- [Task goal]
In the following material, identify every line holding the string "name" and return it.

[Records from a dataset]

....

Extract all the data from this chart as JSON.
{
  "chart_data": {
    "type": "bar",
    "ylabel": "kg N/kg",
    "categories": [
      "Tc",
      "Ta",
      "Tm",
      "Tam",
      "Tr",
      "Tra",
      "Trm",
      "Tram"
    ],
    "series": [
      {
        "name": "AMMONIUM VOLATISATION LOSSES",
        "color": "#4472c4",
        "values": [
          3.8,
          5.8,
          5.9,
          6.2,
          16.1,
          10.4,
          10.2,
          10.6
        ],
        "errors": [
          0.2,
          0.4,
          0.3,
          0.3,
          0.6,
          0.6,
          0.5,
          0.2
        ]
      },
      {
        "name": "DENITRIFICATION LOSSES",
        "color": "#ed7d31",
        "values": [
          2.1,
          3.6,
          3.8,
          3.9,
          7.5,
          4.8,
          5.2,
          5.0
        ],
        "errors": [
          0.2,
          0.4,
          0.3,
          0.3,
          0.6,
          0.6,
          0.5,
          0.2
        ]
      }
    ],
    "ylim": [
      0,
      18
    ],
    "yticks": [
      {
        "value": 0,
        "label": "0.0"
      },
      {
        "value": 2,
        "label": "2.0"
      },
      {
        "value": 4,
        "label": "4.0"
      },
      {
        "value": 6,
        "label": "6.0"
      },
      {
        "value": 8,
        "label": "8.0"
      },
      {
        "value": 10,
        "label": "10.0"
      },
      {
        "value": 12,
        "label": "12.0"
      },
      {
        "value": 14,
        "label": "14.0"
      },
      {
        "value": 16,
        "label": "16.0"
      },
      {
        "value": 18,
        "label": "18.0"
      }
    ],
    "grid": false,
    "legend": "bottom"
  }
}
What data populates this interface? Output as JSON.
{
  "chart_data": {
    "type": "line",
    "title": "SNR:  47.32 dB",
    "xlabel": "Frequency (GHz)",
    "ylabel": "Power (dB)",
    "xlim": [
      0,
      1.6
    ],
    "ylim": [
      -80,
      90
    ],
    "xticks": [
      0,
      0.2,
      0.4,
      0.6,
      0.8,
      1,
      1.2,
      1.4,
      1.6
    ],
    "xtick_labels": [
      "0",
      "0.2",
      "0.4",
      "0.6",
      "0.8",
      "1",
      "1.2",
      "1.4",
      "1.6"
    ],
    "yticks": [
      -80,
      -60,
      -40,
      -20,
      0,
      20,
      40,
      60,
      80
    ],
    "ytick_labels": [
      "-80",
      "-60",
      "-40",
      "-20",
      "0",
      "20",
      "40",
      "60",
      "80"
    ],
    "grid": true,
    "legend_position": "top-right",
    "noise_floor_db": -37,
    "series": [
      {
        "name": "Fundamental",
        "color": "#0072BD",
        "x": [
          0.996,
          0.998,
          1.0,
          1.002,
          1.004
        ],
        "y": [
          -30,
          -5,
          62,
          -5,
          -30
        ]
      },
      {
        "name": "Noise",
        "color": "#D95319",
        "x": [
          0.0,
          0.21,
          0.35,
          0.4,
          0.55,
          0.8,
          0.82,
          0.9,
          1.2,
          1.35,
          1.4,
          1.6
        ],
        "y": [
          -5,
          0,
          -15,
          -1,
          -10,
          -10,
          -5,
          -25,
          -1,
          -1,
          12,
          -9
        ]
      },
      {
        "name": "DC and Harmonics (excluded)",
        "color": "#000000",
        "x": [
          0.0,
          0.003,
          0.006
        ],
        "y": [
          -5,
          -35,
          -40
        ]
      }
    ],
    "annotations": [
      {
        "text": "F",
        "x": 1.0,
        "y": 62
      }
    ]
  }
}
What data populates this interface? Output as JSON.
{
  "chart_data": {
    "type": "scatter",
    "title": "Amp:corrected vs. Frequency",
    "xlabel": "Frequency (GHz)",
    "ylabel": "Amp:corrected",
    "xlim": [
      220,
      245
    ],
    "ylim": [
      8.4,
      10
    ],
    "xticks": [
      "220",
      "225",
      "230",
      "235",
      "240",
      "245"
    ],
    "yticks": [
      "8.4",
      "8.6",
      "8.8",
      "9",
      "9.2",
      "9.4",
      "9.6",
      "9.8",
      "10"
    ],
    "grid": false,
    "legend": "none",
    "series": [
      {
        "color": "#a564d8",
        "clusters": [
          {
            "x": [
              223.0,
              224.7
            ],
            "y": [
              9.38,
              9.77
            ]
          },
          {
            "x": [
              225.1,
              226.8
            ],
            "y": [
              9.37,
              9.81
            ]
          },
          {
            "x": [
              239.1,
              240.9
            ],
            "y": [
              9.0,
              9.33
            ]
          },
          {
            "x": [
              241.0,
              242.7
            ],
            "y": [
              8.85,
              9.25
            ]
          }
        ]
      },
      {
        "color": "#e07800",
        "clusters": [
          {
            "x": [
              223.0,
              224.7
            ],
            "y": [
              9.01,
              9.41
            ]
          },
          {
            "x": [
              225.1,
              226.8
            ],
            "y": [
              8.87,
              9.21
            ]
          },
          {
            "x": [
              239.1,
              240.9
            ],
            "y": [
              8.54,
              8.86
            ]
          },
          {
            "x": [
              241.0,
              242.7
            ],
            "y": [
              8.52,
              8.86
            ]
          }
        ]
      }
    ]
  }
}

....

- [Answer to the problem]
        "name": "AMMONIUM VOLATISATION LOSSES",
        "name": "DENITRIFICATION LOSSES",
        "name": "Fundamental",
        "name": "Noise",
        "name": "DC and Harmonics (excluded)",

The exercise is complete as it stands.